▶ Written request: Determine how many lines in these records hold "ylabel". Only the number is wanted.

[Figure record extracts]
^^^^^^^^^^^^^^^^

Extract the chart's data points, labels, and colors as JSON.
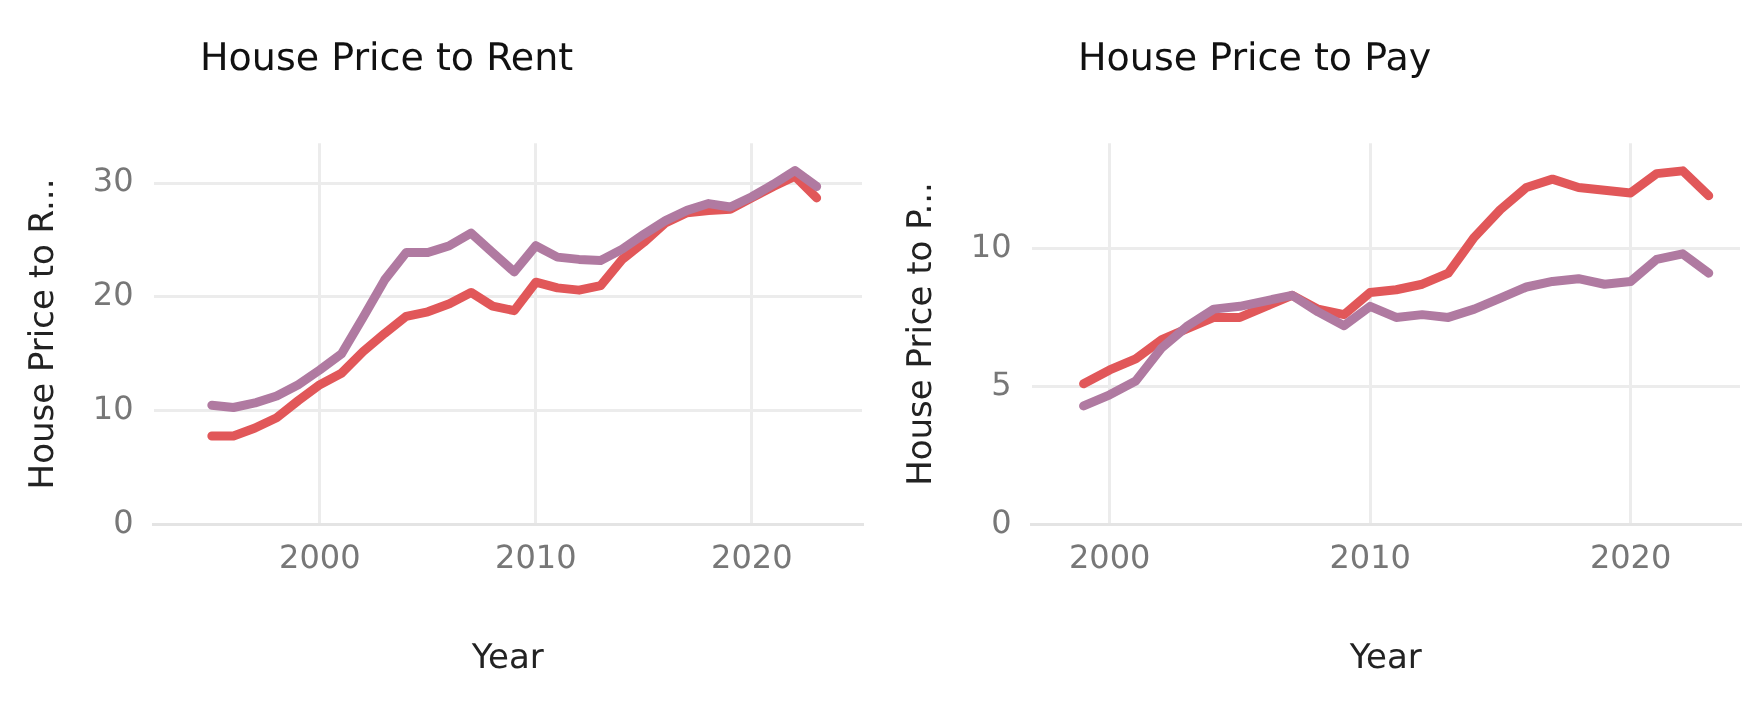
{
  "chart_data": [
    {
      "type": "line",
      "title": "House Price to Rent",
      "xlabel": "Year",
      "ylabel": "House Price to R...",
      "x": [
        1995,
        1996,
        1997,
        1998,
        1999,
        2000,
        2001,
        2002,
        2003,
        2004,
        2005,
        2006,
        2007,
        2008,
        2009,
        2010,
        2011,
        2012,
        2013,
        2014,
        2015,
        2016,
        2017,
        2018,
        2019,
        2020,
        2021,
        2022,
        2023
      ],
      "series": [
        {
          "color": "#b07aa1",
          "values": [
            10.5,
            10.3,
            10.7,
            11.3,
            12.3,
            13.6,
            15.0,
            18.2,
            21.5,
            23.9,
            23.9,
            24.5,
            25.6,
            23.9,
            22.2,
            24.5,
            23.5,
            23.3,
            23.2,
            24.2,
            25.5,
            26.7,
            27.6,
            28.2,
            27.9,
            28.8,
            29.9,
            31.1,
            29.7
          ]
        },
        {
          "color": "#e15759",
          "values": [
            7.8,
            7.8,
            8.5,
            9.4,
            10.9,
            12.3,
            13.3,
            15.2,
            16.8,
            18.3,
            18.7,
            19.4,
            20.4,
            19.2,
            18.8,
            21.3,
            20.8,
            20.6,
            21.0,
            23.3,
            24.8,
            26.5,
            27.4,
            27.6,
            27.7,
            28.7,
            29.7,
            30.6,
            28.7
          ]
        }
      ],
      "xlim": [
        1992.3,
        2025.1
      ],
      "xticks": [
        2000,
        2010,
        2020
      ],
      "ylim": [
        0,
        33.5
      ],
      "yticks": [
        0,
        10,
        20,
        30
      ],
      "grid": true,
      "legend": false,
      "marker": "none",
      "line_style": "solid"
    },
    {
      "type": "line",
      "title": "House Price to Pay",
      "xlabel": "Year",
      "ylabel": "House Price to P...",
      "x": [
        1999,
        2000,
        2001,
        2002,
        2003,
        2004,
        2005,
        2006,
        2007,
        2008,
        2009,
        2010,
        2011,
        2012,
        2013,
        2014,
        2015,
        2016,
        2017,
        2018,
        2019,
        2020,
        2021,
        2022,
        2023
      ],
      "series": [
        {
          "color": "#b07aa1",
          "values": [
            4.3,
            4.7,
            5.2,
            6.4,
            7.2,
            7.8,
            7.9,
            8.1,
            8.3,
            7.7,
            7.2,
            7.9,
            7.5,
            7.6,
            7.5,
            7.8,
            8.2,
            8.6,
            8.8,
            8.9,
            8.7,
            8.8,
            9.6,
            9.8,
            9.1
          ]
        },
        {
          "color": "#e15759",
          "values": [
            5.1,
            5.6,
            6.0,
            6.7,
            7.1,
            7.5,
            7.5,
            7.9,
            8.3,
            7.8,
            7.6,
            8.4,
            8.5,
            8.7,
            9.1,
            10.4,
            11.4,
            12.2,
            12.5,
            12.2,
            12.1,
            12.0,
            12.7,
            12.8,
            11.9
          ]
        }
      ],
      "xlim": [
        1997,
        2024.2
      ],
      "xticks": [
        2000,
        2010,
        2020
      ],
      "ylim": [
        0,
        13.8
      ],
      "yticks": [
        0,
        5,
        10
      ],
      "grid": true,
      "legend": false,
      "marker": "none",
      "line_style": "solid"
    }
  ]
}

^^^^^^^^^^^^^^^^

▶ Expected answer: 2